[[ TEXT PROVIDED open ]]

As an example, one consumer commented on ThePointsGuy’s review that Southwest Airlines has three different credit cards -- Priority, Plus, and Premiere -- and each of those can be distinctively different.
In the case of Southwest’s Plus versus Priority cards, the reader notes that there are differences between foreign transaction fees, reimbursements for upgraded boardings, and a difference in points awarded on each anniversary of the date the consumer started using the card.
The smart money is on the consumer who takes the time to decide what’s most important to them -- say upgrades or cash back -- and finds the credit card issued by the airline they fly that most matches that goal.
“Co-branded airline credit cards usually make the most sense for those who fly with that airline several times a year,” Sarah Silbert, Senior Editor, Credit Cards at ThePointsGuy told ConsumerAffairs.
“You'll get perks like priority boarding and a free checked bag, which can improve your trip, but generally non-airline cards like the Chase Sapphire Preferred and Capital One Venture Card are better choices for non-airline purchases, since the rewards they earn are more valuable. If you're looking for a credit card that really pulls its weight, some benefits to keep an eye out for are Global Entry/TSA PreCheck application fee credits and protections like primary car rental insurance.”

[[ TEXT PROVIDED closed ]]
[[ EXTRACTED DATA open ]]

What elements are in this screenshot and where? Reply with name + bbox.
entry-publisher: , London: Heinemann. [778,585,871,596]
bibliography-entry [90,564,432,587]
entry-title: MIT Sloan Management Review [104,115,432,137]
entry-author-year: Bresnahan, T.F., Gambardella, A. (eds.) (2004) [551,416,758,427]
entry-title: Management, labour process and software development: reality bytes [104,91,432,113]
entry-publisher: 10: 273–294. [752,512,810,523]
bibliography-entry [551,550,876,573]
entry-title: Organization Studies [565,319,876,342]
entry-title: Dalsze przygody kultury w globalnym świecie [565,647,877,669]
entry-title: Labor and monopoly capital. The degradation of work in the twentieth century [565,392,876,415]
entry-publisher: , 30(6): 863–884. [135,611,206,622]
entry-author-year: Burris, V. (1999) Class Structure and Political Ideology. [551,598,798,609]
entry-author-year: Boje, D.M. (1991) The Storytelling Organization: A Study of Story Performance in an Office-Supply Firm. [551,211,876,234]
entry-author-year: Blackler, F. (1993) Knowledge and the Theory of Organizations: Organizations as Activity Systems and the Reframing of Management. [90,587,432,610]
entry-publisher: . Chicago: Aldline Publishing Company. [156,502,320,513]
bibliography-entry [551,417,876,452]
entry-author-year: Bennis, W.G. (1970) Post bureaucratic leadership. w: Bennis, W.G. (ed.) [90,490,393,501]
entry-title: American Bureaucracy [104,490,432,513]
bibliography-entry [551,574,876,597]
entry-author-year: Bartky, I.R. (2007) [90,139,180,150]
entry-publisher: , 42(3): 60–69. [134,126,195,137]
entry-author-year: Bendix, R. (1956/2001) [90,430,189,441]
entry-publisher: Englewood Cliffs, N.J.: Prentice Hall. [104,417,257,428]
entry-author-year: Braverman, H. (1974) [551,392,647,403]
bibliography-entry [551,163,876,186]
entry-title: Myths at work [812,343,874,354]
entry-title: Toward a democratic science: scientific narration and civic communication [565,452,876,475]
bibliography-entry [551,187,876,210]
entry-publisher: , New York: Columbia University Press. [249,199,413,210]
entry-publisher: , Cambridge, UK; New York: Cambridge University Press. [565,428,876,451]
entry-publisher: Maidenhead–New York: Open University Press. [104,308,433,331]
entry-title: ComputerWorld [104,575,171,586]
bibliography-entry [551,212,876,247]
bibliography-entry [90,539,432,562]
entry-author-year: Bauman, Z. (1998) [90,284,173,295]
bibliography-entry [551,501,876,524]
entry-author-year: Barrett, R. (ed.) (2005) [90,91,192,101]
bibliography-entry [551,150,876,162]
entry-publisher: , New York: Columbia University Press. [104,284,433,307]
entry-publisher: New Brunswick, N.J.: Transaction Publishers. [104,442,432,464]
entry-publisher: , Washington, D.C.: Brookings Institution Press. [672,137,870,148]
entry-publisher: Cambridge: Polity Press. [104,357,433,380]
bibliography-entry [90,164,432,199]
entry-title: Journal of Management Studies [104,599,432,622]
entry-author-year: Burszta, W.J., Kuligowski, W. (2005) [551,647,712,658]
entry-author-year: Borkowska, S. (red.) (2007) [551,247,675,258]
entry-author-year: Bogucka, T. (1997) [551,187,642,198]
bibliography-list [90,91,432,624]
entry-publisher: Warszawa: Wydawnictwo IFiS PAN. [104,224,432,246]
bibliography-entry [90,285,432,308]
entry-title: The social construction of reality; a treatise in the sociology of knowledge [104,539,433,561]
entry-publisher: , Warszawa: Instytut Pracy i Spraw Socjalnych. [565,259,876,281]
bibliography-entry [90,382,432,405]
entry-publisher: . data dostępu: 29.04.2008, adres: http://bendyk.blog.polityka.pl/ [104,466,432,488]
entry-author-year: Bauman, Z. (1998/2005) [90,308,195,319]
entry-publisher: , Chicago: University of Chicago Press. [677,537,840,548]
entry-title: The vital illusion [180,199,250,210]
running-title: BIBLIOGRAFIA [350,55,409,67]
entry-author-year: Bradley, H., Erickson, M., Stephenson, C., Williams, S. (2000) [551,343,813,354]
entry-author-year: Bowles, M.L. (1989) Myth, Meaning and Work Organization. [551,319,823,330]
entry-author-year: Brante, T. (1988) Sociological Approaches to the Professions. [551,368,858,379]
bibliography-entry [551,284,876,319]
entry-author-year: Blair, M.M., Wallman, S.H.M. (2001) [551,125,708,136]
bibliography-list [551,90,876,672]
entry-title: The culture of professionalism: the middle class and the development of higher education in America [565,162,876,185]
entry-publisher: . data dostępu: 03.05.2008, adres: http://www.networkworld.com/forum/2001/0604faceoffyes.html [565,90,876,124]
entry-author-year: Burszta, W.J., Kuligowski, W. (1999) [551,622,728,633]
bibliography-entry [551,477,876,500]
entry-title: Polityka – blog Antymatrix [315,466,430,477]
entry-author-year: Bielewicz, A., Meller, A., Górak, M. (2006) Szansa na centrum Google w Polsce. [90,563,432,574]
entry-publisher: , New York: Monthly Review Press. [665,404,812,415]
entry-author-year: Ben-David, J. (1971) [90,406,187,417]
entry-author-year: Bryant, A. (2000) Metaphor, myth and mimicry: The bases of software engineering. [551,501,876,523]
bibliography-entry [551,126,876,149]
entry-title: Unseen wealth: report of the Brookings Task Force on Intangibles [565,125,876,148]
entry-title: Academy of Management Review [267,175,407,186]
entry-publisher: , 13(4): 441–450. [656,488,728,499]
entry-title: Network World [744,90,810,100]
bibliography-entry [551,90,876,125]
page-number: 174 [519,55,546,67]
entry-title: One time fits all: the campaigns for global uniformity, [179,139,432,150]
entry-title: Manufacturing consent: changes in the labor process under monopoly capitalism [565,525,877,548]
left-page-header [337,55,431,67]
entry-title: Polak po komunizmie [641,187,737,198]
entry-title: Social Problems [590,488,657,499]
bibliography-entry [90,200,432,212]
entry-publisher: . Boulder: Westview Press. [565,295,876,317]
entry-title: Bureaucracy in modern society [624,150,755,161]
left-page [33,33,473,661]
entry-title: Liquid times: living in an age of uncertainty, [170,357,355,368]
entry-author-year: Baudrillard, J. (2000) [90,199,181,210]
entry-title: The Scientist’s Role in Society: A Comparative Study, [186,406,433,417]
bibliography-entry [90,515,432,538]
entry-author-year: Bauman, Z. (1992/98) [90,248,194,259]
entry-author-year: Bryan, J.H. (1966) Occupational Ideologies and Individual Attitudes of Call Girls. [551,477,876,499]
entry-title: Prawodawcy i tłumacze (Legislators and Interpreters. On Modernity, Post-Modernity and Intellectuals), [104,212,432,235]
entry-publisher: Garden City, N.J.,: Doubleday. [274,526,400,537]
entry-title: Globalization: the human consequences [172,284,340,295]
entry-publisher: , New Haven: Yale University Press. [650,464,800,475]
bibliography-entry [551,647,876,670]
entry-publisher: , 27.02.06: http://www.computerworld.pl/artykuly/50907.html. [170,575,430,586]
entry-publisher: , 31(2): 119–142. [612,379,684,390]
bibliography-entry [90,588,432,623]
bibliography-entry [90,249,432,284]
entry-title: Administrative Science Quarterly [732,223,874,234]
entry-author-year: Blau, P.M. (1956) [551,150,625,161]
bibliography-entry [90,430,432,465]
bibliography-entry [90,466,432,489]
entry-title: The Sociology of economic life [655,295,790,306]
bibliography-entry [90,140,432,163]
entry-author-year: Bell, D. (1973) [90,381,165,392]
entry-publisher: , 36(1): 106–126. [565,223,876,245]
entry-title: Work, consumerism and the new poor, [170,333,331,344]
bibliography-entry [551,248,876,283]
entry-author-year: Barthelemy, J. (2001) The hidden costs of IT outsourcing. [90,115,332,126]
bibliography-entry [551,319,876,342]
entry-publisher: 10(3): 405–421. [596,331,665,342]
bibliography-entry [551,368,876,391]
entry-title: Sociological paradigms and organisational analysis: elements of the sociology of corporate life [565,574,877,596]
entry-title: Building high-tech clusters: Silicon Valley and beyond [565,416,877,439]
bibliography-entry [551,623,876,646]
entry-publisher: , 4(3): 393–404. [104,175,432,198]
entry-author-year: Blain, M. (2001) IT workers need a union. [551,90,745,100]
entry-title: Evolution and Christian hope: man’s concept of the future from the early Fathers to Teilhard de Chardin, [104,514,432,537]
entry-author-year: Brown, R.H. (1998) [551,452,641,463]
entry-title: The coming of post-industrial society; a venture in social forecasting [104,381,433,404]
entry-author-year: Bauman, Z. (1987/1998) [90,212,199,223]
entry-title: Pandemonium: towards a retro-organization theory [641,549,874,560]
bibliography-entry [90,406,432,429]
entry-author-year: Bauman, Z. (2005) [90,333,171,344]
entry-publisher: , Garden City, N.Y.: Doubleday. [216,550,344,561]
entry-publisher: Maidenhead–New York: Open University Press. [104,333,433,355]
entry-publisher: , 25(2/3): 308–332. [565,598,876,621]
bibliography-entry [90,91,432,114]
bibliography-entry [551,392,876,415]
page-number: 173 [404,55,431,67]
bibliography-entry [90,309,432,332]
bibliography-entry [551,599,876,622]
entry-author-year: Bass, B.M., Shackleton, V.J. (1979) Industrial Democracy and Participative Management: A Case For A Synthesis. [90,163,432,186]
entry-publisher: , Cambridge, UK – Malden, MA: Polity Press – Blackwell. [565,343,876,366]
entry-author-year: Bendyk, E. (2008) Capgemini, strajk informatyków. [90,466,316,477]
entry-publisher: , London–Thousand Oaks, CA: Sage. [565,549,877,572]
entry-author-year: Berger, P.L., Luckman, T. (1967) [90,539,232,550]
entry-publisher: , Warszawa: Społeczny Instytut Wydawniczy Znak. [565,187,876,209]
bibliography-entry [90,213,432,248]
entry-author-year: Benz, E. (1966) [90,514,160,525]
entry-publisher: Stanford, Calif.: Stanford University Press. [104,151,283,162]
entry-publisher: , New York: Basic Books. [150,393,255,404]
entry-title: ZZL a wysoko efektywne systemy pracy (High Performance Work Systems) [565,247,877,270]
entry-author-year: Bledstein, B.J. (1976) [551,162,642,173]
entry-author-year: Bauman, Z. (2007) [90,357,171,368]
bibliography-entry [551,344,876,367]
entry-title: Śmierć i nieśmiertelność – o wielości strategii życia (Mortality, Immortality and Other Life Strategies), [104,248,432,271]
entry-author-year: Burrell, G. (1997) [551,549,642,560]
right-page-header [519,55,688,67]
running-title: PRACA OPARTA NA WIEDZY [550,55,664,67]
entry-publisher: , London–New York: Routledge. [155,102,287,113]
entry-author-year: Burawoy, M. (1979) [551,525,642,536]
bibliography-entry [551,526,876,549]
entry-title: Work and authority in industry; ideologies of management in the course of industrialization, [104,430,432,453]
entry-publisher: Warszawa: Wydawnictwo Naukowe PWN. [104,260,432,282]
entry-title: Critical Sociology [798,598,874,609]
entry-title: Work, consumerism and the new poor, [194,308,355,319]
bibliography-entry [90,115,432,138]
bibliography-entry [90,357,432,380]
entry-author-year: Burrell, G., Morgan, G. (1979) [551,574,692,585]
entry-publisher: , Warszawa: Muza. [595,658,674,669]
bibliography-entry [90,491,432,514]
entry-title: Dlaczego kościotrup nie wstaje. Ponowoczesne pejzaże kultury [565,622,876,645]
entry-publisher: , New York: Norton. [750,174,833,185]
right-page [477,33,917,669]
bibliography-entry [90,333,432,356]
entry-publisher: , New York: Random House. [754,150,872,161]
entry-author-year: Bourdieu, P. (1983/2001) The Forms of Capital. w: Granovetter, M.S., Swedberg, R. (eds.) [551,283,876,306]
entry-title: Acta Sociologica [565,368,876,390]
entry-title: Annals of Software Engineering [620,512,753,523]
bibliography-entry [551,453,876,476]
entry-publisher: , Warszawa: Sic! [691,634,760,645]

[[ EXTRACTED DATA closed ]]

◆ **TASK**
Answer these questions about the airline credit card text:
1. What are the three Southwest Airlines credit cards the consumer names?
2. According to Sarah Silbert, for whom do co-branded airline credit cards usually make the most sense?
3. Which two non-airline cards does she call better choices for non-airline purchases?
Answer from the airline credit card text alone.

◆ **TASK OUTPUT**
1. Priority, Plus, and Premiere.
2. Those who fly with that airline several times a year.
3. The Chase Sapphire Preferred and the Capital One Venture Card.